> **AIM OF THE TASK**
Every entry should be given again exactly, with nothing dropped.

(Records from a collection of figures)
▽
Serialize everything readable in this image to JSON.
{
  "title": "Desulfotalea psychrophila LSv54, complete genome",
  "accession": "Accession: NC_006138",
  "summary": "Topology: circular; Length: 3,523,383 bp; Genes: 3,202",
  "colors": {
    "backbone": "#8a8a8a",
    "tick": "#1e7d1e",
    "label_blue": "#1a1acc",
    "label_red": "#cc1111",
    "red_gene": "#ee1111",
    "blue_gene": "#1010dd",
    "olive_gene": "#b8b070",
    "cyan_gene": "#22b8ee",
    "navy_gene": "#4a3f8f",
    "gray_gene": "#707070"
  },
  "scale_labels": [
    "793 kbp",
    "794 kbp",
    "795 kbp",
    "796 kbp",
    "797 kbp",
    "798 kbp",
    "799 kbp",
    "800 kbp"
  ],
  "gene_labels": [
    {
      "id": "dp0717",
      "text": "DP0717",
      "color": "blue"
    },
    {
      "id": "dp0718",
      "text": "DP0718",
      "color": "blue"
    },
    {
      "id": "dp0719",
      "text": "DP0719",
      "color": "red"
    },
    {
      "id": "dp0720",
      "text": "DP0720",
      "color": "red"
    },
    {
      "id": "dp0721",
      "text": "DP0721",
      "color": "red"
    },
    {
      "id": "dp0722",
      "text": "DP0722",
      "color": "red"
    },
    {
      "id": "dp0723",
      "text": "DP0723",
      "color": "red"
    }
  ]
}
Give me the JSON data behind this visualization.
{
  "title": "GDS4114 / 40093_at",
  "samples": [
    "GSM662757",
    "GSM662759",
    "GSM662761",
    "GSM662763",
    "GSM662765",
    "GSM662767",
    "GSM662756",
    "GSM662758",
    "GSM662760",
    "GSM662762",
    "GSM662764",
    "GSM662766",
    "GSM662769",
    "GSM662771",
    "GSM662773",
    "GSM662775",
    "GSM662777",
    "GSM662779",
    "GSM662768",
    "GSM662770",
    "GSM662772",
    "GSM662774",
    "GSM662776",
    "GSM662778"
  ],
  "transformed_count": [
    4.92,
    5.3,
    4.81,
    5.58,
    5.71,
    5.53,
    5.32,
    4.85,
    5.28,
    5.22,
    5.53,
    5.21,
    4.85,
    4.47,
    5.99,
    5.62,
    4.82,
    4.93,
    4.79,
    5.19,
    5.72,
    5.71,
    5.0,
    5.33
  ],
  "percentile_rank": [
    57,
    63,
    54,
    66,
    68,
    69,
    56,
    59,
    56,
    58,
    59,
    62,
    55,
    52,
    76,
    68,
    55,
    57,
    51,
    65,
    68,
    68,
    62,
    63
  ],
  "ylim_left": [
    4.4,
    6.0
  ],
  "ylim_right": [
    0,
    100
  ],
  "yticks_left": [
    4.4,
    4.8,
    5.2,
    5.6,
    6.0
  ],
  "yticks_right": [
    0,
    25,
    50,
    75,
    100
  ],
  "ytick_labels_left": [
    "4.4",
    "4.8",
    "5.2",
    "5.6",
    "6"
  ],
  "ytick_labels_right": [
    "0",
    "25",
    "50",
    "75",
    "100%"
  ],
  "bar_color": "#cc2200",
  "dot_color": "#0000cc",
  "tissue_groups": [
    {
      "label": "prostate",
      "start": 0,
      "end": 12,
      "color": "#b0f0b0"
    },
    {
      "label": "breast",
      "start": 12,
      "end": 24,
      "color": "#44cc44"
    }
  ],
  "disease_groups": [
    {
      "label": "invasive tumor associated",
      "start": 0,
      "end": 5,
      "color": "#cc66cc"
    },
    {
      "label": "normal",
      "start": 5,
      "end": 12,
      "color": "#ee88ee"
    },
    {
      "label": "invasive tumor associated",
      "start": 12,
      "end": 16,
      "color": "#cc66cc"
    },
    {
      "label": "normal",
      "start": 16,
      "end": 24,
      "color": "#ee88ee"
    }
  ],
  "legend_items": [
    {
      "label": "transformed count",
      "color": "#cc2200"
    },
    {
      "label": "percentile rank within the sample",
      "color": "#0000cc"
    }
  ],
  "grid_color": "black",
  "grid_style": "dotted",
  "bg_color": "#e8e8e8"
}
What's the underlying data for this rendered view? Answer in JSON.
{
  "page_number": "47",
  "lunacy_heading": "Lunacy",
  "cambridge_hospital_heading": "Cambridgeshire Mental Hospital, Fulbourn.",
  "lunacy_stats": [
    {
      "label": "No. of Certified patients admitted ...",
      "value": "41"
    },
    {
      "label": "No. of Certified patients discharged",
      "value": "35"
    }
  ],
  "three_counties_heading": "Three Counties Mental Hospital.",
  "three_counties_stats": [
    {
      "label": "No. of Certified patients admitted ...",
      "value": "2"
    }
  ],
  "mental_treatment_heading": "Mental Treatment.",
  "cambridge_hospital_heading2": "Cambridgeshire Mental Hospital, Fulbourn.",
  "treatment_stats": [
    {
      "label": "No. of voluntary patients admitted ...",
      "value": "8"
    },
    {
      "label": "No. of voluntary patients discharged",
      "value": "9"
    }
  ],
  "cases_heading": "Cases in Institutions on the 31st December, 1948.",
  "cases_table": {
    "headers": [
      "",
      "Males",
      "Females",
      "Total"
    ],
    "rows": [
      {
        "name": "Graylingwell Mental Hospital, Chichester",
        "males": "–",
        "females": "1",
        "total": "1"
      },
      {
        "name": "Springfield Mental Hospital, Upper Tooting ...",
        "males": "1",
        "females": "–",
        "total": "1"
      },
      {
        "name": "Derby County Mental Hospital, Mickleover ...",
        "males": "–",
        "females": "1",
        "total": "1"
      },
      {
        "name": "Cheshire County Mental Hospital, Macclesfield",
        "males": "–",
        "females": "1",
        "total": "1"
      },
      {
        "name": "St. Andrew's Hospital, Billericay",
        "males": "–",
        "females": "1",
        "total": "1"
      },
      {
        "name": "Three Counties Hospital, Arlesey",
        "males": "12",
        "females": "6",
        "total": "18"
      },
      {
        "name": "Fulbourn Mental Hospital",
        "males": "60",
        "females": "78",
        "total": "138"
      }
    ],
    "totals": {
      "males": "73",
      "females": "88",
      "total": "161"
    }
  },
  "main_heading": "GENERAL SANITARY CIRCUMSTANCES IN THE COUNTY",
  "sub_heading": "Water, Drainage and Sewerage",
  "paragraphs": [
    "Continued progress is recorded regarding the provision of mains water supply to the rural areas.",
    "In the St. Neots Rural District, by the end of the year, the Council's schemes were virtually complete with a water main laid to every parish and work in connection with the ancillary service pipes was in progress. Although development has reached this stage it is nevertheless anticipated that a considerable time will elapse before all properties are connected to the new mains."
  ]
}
△
> **EXERCISE RESPONSE**
Serialize everything readable in this image to JSON.
{
  "title": "Desulfotalea psychrophila LSv54, complete genome",
  "accession": "Accession: NC_006138",
  "summary": "Topology: circular; Length: 3,523,383 bp; Genes: 3,202",
  "colors": {
    "backbone": "#8a8a8a",
    "tick": "#1e7d1e",
    "label_blue": "#1a1acc",
    "label_red": "#cc1111",
    "red_gene": "#ee1111",
    "blue_gene": "#1010dd",
    "olive_gene": "#b8b070",
    "cyan_gene": "#22b8ee",
    "navy_gene": "#4a3f8f",
    "gray_gene": "#707070"
  },
  "scale_labels": [
    "793 kbp",
    "794 kbp",
    "795 kbp",
    "796 kbp",
    "797 kbp",
    "798 kbp",
    "799 kbp",
    "800 kbp"
  ],
  "gene_labels": [
    {
      "id": "dp0717",
      "text": "DP0717",
      "color": "blue"
    },
    {
      "id": "dp0718",
      "text": "DP0718",
      "color": "blue"
    },
    {
      "id": "dp0719",
      "text": "DP0719",
      "color": "red"
    },
    {
      "id": "dp0720",
      "text": "DP0720",
      "color": "red"
    },
    {
      "id": "dp0721",
      "text": "DP0721",
      "color": "red"
    },
    {
      "id": "dp0722",
      "text": "DP0722",
      "color": "red"
    },
    {
      "id": "dp0723",
      "text": "DP0723",
      "color": "red"
    }
  ]
}
Give me the JSON data behind this visualization.
{
  "title": "GDS4114 / 40093_at",
  "samples": [
    "GSM662757",
    "GSM662759",
    "GSM662761",
    "GSM662763",
    "GSM662765",
    "GSM662767",
    "GSM662756",
    "GSM662758",
    "GSM662760",
    "GSM662762",
    "GSM662764",
    "GSM662766",
    "GSM662769",
    "GSM662771",
    "GSM662773",
    "GSM662775",
    "GSM662777",
    "GSM662779",
    "GSM662768",
    "GSM662770",
    "GSM662772",
    "GSM662774",
    "GSM662776",
    "GSM662778"
  ],
  "transformed_count": [
    4.92,
    5.3,
    4.81,
    5.58,
    5.71,
    5.53,
    5.32,
    4.85,
    5.28,
    5.22,
    5.53,
    5.21,
    4.85,
    4.47,
    5.99,
    5.62,
    4.82,
    4.93,
    4.79,
    5.19,
    5.72,
    5.71,
    5.0,
    5.33
  ],
  "percentile_rank": [
    57,
    63,
    54,
    66,
    68,
    69,
    56,
    59,
    56,
    58,
    59,
    62,
    55,
    52,
    76,
    68,
    55,
    57,
    51,
    65,
    68,
    68,
    62,
    63
  ],
  "ylim_left": [
    4.4,
    6.0
  ],
  "ylim_right": [
    0,
    100
  ],
  "yticks_left": [
    4.4,
    4.8,
    5.2,
    5.6,
    6.0
  ],
  "yticks_right": [
    0,
    25,
    50,
    75,
    100
  ],
  "ytick_labels_left": [
    "4.4",
    "4.8",
    "5.2",
    "5.6",
    "6"
  ],
  "ytick_labels_right": [
    "0",
    "25",
    "50",
    "75",
    "100%"
  ],
  "bar_color": "#cc2200",
  "dot_color": "#0000cc",
  "tissue_groups": [
    {
      "label": "prostate",
      "start": 0,
      "end": 12,
      "color": "#b0f0b0"
    },
    {
      "label": "breast",
      "start": 12,
      "end": 24,
      "color": "#44cc44"
    }
  ],
  "disease_groups": [
    {
      "label": "invasive tumor associated",
      "start": 0,
      "end": 5,
      "color": "#cc66cc"
    },
    {
      "label": "normal",
      "start": 5,
      "end": 12,
      "color": "#ee88ee"
    },
    {
      "label": "invasive tumor associated",
      "start": 12,
      "end": 16,
      "color": "#cc66cc"
    },
    {
      "label": "normal",
      "start": 16,
      "end": 24,
      "color": "#ee88ee"
    }
  ],
  "legend_items": [
    {
      "label": "transformed count",
      "color": "#cc2200"
    },
    {
      "label": "percentile rank within the sample",
      "color": "#0000cc"
    }
  ],
  "grid_color": "black",
  "grid_style": "dotted",
  "bg_color": "#e8e8e8"
}
What's the underlying data for this rendered view? Answer in JSON.
{
  "page_number": "47",
  "lunacy_heading": "Lunacy",
  "cambridge_hospital_heading": "Cambridgeshire Mental Hospital, Fulbourn.",
  "lunacy_stats": [
    {
      "label": "No. of Certified patients admitted ...",
      "value": "41"
    },
    {
      "label": "No. of Certified patients discharged",
      "value": "35"
    }
  ],
  "three_counties_heading": "Three Counties Mental Hospital.",
  "three_counties_stats": [
    {
      "label": "No. of Certified patients admitted ...",
      "value": "2"
    }
  ],
  "mental_treatment_heading": "Mental Treatment.",
  "cambridge_hospital_heading2": "Cambridgeshire Mental Hospital, Fulbourn.",
  "treatment_stats": [
    {
      "label": "No. of voluntary patients admitted ...",
      "value": "8"
    },
    {
      "label": "No. of voluntary patients discharged",
      "value": "9"
    }
  ],
  "cases_heading": "Cases in Institutions on the 31st December, 1948.",
  "cases_table": {
    "headers": [
      "",
      "Males",
      "Females",
      "Total"
    ],
    "rows": [
      {
        "name": "Graylingwell Mental Hospital, Chichester",
        "males": "–",
        "females": "1",
        "total": "1"
      },
      {
        "name": "Springfield Mental Hospital, Upper Tooting ...",
        "males": "1",
        "females": "–",
        "total": "1"
      },
      {
        "name": "Derby County Mental Hospital, Mickleover ...",
        "males": "–",
        "females": "1",
        "total": "1"
      },
      {
        "name": "Cheshire County Mental Hospital, Macclesfield",
        "males": "–",
        "females": "1",
        "total": "1"
      },
      {
        "name": "St. Andrew's Hospital, Billericay",
        "males": "–",
        "females": "1",
        "total": "1"
      },
      {
        "name": "Three Counties Hospital, Arlesey",
        "males": "12",
        "females": "6",
        "total": "18"
      },
      {
        "name": "Fulbourn Mental Hospital",
        "males": "60",
        "females": "78",
        "total": "138"
      }
    ],
    "totals": {
      "males": "73",
      "females": "88",
      "total": "161"
    }
  },
  "main_heading": "GENERAL SANITARY CIRCUMSTANCES IN THE COUNTY",
  "sub_heading": "Water, Drainage and Sewerage",
  "paragraphs": [
    "Continued progress is recorded regarding the provision of mains water supply to the rural areas.",
    "In the St. Neots Rural District, by the end of the year, the Council's schemes were virtually complete with a water main laid to every parish and work in connection with the ancillary service pipes was in progress. Although development has reached this stage it is nevertheless anticipated that a considerable time will elapse before all properties are connected to the new mains."
  ]
}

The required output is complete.